==== RECORDS PROVIDED ====

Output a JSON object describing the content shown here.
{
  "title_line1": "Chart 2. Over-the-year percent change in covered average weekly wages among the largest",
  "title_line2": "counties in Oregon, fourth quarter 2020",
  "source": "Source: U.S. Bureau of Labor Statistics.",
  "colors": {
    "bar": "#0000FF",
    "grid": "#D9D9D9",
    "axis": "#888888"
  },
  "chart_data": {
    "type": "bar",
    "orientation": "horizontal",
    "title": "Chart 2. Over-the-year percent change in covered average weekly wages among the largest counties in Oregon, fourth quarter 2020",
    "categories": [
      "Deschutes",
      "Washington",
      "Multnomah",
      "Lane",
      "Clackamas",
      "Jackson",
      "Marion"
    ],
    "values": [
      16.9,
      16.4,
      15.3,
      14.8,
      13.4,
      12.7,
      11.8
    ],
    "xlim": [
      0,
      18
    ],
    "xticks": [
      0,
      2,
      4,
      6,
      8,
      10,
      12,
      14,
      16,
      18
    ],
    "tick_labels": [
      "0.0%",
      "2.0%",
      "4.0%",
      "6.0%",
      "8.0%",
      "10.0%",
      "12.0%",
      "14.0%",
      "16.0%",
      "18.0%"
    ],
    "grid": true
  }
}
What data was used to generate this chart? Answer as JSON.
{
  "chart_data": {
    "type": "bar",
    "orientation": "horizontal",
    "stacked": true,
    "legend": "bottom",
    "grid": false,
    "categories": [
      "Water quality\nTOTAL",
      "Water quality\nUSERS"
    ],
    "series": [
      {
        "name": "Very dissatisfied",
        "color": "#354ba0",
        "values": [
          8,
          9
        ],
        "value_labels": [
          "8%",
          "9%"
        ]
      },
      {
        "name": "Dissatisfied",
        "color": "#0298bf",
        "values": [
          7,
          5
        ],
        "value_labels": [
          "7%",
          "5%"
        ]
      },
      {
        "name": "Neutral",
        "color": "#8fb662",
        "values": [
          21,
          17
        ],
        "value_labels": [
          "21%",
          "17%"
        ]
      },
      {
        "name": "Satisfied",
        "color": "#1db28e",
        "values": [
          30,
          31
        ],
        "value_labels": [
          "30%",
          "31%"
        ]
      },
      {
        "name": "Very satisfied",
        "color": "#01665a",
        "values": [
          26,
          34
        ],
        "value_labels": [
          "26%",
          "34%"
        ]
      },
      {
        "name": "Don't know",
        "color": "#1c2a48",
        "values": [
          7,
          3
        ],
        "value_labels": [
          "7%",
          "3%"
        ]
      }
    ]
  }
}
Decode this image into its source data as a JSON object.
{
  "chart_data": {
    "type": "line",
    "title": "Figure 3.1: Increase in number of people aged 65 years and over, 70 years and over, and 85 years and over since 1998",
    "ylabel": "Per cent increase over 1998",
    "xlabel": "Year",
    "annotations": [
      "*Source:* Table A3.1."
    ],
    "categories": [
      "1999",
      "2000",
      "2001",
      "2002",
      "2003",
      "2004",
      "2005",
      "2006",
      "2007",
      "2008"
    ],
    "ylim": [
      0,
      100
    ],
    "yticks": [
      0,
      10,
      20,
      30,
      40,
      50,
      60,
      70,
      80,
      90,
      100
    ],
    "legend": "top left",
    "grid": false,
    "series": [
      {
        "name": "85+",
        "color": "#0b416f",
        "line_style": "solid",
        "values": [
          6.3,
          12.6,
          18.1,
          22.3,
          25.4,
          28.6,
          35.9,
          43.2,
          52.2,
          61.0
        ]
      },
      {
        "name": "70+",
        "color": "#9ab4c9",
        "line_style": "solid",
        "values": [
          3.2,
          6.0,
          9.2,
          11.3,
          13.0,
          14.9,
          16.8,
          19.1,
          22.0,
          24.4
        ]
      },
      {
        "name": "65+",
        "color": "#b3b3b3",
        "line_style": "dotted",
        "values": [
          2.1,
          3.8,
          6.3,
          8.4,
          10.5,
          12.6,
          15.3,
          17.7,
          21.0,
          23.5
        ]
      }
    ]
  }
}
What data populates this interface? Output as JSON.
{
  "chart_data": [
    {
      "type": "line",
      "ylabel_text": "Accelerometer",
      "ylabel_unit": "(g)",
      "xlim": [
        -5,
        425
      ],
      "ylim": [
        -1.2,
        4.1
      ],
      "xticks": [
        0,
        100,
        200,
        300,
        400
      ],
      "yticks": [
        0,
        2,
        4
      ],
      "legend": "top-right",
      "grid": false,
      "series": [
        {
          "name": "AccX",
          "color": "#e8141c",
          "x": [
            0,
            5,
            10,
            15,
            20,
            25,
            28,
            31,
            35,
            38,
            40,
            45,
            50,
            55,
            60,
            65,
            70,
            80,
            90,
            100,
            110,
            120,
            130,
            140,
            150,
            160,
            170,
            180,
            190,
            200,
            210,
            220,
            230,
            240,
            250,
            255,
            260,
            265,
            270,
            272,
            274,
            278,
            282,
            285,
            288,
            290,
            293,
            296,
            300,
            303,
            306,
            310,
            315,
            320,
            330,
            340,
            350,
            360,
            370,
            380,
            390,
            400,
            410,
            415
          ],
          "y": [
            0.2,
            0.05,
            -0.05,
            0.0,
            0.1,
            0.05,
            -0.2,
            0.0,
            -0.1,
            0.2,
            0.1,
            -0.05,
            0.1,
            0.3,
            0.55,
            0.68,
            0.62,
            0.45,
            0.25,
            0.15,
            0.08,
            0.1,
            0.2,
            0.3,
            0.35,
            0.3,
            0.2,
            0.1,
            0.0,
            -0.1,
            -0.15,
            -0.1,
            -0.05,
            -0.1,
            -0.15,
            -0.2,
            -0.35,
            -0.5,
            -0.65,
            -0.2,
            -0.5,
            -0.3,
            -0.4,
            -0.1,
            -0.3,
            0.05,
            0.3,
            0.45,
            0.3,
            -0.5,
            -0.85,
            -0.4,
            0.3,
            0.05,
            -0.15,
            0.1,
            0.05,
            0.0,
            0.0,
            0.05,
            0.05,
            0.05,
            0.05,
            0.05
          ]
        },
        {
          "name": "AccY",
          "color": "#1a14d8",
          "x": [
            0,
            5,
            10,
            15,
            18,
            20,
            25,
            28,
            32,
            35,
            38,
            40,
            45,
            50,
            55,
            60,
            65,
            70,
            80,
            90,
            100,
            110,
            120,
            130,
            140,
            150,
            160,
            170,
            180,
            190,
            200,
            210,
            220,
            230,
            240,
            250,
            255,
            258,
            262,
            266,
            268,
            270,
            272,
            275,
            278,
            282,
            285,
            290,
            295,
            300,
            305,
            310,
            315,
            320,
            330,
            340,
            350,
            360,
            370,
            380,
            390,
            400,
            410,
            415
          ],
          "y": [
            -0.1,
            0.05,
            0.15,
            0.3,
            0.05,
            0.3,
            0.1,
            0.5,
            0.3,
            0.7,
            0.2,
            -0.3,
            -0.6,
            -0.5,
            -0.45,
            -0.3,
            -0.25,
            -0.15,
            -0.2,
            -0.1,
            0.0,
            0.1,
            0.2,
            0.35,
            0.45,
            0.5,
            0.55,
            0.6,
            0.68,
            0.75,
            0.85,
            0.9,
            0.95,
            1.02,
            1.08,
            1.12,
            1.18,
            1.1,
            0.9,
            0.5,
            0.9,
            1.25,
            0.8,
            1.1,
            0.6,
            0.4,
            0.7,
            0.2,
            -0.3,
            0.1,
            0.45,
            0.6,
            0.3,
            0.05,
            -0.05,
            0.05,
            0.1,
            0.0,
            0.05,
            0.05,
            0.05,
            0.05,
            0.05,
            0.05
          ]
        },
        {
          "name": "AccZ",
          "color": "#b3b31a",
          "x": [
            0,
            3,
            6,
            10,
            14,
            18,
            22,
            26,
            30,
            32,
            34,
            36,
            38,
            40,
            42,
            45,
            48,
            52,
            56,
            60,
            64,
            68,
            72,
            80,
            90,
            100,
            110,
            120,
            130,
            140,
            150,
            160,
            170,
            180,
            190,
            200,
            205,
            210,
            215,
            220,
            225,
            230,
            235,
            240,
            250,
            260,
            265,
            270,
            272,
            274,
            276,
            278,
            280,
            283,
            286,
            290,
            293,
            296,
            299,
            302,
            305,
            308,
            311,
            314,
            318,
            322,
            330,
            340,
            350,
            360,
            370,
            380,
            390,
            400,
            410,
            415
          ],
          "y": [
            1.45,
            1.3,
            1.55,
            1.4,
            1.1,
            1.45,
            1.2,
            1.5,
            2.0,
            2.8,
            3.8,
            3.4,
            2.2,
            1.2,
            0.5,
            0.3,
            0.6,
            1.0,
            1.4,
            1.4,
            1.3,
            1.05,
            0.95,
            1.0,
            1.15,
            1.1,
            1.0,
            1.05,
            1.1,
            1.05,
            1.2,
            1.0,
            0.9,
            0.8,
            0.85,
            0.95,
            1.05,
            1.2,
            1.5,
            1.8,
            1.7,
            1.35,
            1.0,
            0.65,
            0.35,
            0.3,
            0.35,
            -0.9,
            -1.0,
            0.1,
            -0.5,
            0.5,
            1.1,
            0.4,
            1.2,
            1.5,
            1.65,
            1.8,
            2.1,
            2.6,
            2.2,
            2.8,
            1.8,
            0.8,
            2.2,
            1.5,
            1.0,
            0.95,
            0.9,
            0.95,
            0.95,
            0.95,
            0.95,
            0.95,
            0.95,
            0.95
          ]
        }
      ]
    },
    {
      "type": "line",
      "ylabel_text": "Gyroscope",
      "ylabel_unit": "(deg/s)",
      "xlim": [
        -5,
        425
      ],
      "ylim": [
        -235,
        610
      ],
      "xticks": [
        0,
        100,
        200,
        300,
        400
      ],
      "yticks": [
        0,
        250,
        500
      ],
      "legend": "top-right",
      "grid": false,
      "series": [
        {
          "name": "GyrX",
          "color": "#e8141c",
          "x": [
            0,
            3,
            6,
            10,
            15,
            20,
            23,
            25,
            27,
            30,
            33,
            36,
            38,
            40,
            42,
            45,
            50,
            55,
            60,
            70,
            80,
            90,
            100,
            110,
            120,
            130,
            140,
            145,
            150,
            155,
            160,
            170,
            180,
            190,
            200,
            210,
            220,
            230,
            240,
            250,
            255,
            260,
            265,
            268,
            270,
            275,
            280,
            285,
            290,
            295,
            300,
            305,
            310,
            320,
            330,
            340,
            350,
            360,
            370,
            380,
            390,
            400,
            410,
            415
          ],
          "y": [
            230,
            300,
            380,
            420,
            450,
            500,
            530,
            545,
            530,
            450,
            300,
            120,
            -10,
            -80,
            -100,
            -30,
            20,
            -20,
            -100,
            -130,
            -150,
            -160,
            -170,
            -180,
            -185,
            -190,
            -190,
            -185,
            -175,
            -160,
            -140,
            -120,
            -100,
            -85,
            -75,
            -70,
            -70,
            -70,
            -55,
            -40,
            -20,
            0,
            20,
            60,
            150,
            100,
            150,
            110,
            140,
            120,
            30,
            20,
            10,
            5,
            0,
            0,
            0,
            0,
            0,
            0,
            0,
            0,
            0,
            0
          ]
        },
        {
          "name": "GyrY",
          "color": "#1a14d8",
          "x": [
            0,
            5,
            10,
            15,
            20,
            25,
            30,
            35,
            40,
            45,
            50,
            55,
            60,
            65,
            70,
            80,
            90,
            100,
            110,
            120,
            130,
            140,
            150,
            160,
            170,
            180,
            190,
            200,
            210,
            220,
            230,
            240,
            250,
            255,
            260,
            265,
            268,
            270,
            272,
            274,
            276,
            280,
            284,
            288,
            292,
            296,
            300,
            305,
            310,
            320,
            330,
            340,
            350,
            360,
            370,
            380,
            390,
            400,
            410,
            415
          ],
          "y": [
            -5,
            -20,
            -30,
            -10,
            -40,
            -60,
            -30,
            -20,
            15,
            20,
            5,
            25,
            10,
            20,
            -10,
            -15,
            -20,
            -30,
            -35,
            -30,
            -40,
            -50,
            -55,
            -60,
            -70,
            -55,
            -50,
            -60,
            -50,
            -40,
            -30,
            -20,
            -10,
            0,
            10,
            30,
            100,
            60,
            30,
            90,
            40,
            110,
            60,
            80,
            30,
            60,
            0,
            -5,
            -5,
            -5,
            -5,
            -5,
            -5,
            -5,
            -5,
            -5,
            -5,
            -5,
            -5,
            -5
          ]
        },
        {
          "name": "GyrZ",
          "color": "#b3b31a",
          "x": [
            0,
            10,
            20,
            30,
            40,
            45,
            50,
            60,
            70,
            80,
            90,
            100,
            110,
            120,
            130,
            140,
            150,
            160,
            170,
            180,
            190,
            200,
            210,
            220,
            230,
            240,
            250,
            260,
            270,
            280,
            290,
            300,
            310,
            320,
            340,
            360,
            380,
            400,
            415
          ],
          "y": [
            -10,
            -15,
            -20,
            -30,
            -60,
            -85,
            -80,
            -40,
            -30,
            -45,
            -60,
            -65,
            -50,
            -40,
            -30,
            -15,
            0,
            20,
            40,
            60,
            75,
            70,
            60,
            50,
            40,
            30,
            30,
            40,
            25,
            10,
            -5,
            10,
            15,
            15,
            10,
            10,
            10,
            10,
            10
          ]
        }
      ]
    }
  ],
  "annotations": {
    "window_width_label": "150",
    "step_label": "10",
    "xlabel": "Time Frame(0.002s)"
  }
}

====

Extract all lines that hold the word "What".

RESULT
What data was used to generate this chart? Answer as JSON.
What data populates this interface? Output as JSON.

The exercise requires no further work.